• **Stated exercise**:
Among the lines below, list those containing the string "Schilling".

(Source data)
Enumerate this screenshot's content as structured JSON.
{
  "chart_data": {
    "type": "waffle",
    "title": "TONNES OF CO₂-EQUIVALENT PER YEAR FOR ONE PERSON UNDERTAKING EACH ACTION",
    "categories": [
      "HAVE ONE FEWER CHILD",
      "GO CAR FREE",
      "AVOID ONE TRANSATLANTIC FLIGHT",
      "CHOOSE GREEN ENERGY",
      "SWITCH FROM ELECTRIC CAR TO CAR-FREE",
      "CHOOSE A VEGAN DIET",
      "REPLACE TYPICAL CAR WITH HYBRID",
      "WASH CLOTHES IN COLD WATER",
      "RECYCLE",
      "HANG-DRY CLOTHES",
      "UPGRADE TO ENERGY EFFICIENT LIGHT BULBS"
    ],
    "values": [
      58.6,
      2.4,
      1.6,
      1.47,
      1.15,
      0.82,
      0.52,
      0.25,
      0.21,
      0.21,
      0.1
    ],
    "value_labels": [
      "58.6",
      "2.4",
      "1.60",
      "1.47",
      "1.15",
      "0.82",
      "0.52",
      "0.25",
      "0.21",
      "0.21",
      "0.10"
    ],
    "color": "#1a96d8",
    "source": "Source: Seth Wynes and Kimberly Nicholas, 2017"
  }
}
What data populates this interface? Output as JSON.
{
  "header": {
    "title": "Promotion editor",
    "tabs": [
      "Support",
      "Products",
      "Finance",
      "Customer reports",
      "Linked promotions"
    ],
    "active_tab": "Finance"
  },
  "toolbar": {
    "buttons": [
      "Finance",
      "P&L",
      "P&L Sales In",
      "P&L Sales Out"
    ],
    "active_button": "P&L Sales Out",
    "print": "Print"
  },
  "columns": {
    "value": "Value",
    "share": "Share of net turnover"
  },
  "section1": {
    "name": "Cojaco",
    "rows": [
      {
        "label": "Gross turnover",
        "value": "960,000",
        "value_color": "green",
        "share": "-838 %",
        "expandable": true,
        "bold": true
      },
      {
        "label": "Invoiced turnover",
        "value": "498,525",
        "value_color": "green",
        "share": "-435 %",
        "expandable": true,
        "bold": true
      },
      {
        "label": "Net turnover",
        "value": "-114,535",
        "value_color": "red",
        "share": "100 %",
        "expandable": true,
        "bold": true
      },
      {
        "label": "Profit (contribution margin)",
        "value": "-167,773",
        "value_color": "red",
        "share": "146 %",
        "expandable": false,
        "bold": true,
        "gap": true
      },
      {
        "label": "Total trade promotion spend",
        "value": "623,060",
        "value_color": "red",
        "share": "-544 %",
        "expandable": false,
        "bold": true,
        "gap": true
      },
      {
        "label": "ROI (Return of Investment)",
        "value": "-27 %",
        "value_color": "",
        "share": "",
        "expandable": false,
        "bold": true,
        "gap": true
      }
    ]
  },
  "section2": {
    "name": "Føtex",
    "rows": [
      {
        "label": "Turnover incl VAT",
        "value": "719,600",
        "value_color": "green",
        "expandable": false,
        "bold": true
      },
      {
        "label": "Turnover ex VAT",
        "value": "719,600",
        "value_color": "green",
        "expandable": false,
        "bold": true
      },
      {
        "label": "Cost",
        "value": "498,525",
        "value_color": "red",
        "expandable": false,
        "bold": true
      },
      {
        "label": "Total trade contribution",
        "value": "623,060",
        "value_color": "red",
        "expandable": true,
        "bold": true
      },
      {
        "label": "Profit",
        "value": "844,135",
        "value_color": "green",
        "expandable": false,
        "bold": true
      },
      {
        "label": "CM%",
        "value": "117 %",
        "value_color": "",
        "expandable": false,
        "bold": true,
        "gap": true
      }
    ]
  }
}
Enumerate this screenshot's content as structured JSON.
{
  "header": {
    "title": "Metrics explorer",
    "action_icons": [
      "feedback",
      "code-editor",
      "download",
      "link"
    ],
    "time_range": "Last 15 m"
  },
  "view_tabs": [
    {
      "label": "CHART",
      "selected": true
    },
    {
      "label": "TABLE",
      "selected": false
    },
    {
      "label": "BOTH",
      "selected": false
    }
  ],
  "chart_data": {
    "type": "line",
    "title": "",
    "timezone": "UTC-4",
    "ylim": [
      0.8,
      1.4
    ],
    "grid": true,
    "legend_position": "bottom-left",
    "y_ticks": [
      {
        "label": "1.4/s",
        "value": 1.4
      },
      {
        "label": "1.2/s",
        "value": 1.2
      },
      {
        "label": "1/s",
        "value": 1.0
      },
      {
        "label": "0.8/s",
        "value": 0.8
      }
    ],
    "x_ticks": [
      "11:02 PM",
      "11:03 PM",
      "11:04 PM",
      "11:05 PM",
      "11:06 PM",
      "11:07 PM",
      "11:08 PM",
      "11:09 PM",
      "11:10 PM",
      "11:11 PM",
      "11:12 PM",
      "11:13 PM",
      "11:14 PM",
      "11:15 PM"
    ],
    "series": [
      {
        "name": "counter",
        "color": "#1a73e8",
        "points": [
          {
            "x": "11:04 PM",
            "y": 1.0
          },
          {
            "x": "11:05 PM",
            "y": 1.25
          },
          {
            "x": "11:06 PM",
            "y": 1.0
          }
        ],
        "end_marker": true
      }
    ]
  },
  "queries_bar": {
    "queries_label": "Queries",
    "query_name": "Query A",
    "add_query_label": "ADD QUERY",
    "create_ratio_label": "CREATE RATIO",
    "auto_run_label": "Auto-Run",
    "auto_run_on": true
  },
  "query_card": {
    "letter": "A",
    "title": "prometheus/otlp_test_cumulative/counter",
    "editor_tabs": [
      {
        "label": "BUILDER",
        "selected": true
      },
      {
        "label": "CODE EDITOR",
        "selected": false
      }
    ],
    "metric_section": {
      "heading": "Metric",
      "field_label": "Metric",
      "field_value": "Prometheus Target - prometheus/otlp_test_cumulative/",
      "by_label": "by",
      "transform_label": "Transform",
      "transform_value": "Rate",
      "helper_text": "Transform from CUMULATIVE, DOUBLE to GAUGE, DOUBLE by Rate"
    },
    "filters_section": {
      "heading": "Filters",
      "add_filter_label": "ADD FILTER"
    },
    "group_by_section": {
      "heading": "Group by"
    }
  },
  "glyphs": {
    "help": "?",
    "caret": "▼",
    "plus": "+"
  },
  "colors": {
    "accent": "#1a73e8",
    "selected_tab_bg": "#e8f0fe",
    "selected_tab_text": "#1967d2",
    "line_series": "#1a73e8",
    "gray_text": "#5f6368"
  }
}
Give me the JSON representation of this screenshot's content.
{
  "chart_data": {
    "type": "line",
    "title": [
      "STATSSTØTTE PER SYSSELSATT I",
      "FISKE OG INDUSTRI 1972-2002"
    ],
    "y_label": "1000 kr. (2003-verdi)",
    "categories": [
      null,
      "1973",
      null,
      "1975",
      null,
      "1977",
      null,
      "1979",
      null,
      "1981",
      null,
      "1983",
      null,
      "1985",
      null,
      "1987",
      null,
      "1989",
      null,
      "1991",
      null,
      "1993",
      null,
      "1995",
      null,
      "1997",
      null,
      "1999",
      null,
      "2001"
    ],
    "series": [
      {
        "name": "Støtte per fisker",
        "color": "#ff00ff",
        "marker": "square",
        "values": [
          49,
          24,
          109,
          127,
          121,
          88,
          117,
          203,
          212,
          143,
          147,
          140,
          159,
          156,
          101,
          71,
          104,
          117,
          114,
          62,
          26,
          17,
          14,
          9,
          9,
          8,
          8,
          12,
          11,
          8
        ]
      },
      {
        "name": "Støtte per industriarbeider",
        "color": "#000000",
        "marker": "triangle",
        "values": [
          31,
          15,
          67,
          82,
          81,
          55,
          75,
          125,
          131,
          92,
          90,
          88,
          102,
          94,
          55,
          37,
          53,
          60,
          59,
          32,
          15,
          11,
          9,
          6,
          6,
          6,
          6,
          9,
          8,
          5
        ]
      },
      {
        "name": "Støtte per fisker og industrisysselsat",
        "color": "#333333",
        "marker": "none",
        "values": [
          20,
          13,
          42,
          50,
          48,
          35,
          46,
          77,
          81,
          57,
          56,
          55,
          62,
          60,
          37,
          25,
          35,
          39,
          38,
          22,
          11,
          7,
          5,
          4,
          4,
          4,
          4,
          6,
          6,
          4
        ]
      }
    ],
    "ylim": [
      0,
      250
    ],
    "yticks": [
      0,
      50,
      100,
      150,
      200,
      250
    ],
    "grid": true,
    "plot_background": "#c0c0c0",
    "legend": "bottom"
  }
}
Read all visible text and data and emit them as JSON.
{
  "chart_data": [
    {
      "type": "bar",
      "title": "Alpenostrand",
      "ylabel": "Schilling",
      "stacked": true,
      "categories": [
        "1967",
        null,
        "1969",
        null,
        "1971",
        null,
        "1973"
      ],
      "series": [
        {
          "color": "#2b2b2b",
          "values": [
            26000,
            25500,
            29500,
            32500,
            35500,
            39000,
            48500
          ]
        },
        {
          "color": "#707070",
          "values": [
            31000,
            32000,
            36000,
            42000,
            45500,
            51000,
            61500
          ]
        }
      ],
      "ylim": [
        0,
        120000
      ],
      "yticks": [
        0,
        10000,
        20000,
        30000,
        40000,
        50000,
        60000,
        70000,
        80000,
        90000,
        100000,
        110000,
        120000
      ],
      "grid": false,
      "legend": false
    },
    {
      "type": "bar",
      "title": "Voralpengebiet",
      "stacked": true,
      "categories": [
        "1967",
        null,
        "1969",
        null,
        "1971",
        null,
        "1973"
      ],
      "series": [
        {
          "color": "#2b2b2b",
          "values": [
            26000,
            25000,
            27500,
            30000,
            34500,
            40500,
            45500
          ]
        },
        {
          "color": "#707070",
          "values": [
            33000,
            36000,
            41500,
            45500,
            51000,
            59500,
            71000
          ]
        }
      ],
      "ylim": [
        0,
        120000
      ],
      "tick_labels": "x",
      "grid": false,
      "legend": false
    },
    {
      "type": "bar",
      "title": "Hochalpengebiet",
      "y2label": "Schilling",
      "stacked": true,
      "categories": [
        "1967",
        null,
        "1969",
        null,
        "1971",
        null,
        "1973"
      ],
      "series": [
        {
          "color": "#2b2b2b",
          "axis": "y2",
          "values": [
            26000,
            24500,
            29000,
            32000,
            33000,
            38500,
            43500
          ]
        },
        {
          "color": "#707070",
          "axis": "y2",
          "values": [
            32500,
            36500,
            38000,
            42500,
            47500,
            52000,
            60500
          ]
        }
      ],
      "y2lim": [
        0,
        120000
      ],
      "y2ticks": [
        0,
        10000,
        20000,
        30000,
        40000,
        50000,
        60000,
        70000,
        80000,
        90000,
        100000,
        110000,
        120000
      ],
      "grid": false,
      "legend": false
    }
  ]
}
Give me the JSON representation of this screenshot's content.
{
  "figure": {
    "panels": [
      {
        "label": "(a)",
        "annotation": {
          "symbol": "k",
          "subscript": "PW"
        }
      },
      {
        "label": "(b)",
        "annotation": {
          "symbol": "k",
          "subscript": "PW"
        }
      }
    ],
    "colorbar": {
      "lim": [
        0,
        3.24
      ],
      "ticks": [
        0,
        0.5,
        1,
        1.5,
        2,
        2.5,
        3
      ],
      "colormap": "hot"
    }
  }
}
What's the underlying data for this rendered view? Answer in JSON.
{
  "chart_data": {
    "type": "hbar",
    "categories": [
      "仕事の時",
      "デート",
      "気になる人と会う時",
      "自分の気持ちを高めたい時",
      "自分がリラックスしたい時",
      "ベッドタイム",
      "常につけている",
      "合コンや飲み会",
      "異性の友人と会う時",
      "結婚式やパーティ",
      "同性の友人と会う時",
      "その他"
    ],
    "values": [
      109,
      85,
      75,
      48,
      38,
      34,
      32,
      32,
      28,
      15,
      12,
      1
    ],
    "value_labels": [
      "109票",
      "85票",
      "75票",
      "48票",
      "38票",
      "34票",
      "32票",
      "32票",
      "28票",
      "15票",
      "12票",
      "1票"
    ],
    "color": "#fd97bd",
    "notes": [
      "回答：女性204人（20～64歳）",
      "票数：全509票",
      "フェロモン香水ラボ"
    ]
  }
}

• **Solved problem**:
      "ylabel": "Schilling",
      "y2label": "Schilling",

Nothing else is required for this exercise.